** start of Provided data **

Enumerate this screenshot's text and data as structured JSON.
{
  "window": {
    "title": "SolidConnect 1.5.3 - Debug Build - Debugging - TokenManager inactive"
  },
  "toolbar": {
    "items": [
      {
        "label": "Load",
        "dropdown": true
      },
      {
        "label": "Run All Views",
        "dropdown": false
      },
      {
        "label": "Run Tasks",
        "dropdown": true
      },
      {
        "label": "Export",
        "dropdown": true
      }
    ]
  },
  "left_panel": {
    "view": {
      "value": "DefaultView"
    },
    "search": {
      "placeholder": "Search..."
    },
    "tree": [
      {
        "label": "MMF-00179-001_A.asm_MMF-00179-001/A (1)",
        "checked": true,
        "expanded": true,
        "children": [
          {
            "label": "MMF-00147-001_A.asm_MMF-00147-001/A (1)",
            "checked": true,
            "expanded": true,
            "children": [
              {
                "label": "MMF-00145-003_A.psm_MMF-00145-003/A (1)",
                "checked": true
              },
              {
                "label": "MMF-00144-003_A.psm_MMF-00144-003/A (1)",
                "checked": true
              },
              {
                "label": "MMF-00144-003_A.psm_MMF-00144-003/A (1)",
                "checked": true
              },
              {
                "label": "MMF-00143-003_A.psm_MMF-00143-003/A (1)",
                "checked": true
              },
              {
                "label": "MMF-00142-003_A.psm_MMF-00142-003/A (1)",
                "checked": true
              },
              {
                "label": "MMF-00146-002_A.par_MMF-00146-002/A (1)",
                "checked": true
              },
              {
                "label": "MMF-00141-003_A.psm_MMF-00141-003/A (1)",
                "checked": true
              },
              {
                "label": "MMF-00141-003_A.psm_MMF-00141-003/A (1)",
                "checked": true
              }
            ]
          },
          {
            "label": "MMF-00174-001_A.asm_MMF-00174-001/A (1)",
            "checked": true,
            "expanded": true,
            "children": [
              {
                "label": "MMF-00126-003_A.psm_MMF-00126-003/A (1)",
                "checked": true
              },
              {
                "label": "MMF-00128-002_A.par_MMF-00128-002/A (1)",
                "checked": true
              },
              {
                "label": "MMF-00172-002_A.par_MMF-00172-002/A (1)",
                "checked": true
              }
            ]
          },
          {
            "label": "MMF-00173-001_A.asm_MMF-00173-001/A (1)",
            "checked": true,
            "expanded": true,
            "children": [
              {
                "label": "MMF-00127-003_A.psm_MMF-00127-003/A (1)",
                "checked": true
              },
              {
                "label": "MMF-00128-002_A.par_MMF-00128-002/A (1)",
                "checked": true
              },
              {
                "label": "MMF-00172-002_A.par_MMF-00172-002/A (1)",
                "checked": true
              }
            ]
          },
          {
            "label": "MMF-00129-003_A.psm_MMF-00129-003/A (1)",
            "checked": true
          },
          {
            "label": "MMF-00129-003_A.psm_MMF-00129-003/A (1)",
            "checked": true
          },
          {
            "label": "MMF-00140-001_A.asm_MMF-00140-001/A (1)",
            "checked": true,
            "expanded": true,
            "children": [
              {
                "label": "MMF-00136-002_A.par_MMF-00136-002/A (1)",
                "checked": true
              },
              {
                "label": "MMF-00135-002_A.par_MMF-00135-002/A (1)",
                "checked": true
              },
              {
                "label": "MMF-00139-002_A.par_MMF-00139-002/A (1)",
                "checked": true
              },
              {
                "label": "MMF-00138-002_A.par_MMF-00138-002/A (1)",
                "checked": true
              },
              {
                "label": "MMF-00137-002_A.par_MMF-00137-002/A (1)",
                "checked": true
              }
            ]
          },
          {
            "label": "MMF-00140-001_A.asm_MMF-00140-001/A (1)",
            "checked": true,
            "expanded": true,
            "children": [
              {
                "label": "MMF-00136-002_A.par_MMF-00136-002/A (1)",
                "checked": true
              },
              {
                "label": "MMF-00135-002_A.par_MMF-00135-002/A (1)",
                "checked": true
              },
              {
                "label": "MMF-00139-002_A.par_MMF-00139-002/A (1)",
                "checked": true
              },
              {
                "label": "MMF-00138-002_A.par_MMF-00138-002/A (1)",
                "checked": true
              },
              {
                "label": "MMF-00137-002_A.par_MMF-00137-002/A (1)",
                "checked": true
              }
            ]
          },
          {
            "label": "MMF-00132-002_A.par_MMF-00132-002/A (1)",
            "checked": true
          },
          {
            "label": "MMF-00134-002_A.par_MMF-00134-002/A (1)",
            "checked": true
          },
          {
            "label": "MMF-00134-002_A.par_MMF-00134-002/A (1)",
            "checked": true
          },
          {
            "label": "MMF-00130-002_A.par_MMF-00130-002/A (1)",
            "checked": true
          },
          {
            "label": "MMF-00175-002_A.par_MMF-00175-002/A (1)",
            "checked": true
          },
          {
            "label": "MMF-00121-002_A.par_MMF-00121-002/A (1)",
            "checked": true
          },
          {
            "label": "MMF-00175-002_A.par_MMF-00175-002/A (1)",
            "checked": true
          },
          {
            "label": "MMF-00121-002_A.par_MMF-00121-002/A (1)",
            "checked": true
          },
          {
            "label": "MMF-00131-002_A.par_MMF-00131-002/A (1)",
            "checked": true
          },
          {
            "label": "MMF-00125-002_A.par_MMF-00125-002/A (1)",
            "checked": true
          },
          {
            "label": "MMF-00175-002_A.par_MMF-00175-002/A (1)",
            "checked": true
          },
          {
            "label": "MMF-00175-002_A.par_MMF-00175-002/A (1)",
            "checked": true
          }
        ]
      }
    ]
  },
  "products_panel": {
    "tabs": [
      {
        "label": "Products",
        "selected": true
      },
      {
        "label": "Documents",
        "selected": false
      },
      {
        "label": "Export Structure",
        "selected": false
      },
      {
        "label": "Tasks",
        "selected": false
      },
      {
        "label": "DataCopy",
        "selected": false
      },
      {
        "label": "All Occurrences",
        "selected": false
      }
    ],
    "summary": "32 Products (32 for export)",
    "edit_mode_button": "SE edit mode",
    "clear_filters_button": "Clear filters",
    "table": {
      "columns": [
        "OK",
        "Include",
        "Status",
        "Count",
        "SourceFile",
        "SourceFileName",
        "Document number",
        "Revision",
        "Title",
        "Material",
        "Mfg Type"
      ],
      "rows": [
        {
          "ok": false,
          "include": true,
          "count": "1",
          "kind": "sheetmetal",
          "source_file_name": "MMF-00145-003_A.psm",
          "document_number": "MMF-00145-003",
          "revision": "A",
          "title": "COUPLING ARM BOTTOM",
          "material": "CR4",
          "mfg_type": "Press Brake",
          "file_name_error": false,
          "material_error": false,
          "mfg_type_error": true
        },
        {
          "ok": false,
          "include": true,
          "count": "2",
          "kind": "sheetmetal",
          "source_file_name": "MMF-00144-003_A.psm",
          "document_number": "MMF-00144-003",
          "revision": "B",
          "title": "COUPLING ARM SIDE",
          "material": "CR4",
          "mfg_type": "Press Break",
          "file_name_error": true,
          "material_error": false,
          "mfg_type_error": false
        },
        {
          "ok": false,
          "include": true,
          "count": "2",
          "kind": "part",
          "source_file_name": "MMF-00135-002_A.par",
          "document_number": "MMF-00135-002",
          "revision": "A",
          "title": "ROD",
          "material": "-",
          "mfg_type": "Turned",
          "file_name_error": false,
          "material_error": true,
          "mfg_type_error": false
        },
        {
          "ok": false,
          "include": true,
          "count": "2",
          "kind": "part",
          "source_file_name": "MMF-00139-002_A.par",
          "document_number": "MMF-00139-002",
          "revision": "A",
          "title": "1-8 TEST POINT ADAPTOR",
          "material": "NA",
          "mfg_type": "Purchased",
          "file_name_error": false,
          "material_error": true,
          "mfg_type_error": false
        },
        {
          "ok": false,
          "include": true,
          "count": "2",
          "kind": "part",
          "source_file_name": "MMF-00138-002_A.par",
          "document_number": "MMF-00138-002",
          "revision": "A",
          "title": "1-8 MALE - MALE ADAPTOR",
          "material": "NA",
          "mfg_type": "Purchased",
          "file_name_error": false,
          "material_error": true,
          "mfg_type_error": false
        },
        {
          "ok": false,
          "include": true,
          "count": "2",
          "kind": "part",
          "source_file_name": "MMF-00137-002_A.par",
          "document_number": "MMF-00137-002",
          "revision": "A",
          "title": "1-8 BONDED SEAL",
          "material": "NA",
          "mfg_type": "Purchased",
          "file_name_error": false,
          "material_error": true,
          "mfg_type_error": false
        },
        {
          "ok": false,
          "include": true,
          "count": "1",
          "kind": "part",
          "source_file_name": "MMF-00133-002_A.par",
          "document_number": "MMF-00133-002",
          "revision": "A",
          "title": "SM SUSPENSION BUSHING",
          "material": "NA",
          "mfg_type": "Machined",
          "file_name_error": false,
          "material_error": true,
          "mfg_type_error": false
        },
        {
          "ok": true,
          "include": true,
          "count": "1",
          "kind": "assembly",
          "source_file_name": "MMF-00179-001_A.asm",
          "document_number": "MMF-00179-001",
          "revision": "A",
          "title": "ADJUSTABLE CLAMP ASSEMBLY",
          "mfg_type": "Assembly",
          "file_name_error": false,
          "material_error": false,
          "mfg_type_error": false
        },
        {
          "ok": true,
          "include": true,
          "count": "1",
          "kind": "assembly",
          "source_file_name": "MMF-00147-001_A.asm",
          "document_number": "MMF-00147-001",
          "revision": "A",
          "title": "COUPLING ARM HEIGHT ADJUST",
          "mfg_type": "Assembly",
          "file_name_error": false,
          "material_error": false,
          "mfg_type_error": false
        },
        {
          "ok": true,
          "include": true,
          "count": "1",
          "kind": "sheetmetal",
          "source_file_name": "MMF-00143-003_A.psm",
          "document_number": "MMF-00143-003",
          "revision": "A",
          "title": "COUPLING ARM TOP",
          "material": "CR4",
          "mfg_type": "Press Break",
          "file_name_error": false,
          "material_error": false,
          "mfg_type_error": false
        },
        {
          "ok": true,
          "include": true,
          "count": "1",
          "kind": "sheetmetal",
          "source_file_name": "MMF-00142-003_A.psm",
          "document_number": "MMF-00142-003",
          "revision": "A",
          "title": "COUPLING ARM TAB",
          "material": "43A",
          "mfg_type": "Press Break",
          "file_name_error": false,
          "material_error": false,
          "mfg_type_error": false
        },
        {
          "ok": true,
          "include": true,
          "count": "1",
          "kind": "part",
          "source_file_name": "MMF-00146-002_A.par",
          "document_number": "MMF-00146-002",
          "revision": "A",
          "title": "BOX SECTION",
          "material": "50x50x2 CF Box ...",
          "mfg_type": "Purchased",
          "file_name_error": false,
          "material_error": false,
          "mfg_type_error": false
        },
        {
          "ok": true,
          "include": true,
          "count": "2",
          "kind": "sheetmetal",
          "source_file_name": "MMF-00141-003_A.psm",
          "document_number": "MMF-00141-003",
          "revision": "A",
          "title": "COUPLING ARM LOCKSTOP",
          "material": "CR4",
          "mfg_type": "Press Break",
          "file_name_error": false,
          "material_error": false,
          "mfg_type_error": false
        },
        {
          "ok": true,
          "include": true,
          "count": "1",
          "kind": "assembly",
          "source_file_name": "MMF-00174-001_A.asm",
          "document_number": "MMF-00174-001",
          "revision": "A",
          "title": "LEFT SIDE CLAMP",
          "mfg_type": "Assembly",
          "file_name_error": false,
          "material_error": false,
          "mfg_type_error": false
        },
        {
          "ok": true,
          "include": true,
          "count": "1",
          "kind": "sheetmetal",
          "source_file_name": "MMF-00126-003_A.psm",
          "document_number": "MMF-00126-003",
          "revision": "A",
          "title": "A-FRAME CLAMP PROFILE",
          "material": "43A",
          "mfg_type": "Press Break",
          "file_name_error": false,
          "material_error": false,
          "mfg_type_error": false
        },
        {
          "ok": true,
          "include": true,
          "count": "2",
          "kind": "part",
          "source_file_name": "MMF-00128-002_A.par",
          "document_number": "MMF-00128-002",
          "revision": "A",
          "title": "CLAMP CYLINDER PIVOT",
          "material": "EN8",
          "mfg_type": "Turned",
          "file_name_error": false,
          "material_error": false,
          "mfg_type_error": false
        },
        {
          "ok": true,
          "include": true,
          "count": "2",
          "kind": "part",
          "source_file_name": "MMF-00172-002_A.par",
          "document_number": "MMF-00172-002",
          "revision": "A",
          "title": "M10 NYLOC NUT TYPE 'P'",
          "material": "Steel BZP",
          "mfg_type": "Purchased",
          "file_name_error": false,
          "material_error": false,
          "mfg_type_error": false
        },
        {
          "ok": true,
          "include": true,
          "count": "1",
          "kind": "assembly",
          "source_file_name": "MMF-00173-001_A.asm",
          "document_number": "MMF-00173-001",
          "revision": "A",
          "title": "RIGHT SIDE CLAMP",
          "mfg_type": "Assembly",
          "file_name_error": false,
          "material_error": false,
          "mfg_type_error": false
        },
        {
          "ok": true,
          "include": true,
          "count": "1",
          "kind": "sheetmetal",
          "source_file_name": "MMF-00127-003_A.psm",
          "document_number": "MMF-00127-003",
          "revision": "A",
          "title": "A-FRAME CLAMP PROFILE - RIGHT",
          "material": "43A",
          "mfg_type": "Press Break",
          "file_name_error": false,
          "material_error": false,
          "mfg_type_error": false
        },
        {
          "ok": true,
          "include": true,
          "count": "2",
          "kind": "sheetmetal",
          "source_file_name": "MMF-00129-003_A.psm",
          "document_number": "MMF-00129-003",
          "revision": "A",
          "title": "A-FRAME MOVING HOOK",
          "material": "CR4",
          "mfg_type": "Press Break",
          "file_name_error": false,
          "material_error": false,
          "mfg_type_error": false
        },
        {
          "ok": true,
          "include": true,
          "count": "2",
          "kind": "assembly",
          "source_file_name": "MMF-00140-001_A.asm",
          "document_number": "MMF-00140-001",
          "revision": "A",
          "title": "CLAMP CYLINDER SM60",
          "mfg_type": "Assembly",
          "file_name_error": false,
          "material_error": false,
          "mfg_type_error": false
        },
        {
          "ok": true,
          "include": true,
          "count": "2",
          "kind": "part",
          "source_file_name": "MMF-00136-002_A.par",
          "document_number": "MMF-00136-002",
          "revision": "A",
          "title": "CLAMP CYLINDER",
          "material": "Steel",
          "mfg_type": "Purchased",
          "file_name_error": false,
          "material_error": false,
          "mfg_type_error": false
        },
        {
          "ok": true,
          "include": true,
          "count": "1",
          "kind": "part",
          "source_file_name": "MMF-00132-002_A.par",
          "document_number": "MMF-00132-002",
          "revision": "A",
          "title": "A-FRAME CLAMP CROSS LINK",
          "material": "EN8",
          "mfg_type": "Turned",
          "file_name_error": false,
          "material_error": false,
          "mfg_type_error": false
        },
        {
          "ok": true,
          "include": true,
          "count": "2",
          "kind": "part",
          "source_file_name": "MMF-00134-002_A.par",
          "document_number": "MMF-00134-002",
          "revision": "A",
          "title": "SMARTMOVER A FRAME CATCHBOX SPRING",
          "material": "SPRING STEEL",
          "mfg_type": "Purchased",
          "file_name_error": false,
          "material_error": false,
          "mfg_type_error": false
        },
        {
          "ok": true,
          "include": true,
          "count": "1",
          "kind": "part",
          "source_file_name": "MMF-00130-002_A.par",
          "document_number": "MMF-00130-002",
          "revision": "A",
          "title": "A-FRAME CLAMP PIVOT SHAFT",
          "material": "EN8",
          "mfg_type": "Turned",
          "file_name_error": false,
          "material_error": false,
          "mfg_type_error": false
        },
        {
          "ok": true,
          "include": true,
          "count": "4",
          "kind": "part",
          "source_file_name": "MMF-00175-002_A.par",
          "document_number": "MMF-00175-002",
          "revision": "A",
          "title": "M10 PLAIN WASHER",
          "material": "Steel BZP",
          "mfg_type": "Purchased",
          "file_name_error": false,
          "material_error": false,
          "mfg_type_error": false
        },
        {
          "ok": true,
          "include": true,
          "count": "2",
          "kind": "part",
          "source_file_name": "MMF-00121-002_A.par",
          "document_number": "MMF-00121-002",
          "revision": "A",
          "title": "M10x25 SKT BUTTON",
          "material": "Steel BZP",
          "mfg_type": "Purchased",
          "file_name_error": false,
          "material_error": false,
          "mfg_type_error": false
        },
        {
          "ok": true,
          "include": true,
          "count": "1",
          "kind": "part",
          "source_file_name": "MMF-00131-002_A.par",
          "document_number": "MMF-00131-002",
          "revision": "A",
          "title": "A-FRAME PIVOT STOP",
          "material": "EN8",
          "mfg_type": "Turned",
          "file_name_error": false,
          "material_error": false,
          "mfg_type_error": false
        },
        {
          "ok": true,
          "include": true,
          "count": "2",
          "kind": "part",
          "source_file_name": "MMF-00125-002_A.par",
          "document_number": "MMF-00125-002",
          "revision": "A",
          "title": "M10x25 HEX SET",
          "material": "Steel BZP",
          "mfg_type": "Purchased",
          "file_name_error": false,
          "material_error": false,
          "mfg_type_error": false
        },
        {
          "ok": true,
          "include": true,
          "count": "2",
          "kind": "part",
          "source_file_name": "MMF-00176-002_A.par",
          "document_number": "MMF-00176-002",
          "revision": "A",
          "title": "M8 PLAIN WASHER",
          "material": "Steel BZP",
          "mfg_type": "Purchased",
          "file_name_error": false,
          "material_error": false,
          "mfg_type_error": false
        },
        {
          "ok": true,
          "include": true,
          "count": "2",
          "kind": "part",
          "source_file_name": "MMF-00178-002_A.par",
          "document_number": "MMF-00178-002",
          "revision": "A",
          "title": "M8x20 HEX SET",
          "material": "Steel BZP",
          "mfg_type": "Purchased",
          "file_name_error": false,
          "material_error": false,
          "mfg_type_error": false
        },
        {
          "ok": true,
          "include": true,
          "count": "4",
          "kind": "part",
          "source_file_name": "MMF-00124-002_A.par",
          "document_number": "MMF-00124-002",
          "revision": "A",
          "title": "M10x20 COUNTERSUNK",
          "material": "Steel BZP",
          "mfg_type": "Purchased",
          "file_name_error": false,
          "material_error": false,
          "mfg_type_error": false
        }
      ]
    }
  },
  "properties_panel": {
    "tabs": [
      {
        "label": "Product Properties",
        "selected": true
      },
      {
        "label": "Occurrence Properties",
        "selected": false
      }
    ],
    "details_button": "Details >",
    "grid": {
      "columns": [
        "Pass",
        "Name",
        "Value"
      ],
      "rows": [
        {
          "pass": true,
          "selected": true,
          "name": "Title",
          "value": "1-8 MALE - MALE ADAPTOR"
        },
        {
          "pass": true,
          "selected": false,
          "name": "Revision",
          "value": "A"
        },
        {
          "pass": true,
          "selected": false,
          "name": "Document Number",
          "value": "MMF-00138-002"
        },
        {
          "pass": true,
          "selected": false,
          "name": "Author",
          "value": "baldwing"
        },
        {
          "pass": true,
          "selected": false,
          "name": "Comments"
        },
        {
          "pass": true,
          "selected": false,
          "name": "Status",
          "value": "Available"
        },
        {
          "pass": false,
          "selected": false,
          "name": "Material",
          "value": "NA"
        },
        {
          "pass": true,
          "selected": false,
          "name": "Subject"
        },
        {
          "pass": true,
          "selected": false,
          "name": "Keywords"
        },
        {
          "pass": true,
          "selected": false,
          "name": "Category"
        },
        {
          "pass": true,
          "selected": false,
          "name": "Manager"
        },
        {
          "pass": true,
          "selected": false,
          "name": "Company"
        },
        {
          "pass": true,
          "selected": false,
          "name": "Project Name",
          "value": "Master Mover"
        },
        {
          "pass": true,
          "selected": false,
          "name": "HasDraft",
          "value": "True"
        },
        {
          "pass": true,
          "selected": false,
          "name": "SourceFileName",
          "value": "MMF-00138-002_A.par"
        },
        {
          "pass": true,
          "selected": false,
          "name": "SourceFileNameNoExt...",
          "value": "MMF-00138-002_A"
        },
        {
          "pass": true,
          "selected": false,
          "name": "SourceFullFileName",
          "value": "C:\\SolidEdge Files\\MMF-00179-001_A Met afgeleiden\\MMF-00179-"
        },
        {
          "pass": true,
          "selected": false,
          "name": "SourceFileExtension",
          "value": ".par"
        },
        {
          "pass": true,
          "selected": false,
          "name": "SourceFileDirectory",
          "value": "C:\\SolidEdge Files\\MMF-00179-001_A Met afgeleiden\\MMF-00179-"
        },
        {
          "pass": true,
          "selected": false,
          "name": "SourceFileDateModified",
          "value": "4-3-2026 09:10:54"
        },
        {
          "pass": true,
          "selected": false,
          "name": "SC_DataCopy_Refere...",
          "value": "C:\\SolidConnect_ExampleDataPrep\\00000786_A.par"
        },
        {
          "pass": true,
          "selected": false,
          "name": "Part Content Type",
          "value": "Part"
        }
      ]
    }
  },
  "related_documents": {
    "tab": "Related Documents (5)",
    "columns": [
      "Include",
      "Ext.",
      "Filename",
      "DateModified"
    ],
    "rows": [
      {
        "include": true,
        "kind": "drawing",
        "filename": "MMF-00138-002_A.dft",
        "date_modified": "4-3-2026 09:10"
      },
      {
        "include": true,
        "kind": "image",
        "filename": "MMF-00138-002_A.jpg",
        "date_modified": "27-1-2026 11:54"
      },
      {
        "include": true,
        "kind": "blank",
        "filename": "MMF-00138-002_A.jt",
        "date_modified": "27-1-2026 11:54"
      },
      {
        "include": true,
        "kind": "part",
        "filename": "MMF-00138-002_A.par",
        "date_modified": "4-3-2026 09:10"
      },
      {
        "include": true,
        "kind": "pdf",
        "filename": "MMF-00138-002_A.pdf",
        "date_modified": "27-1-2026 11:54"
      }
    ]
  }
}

** end of Provided data **

▸ **Required task**
List each line of the entries that holds the string "MALE".

▸ **Answer below**
          "title": "1-8 MALE - MALE ADAPTOR",
          "value": "1-8 MALE - MALE ADAPTOR"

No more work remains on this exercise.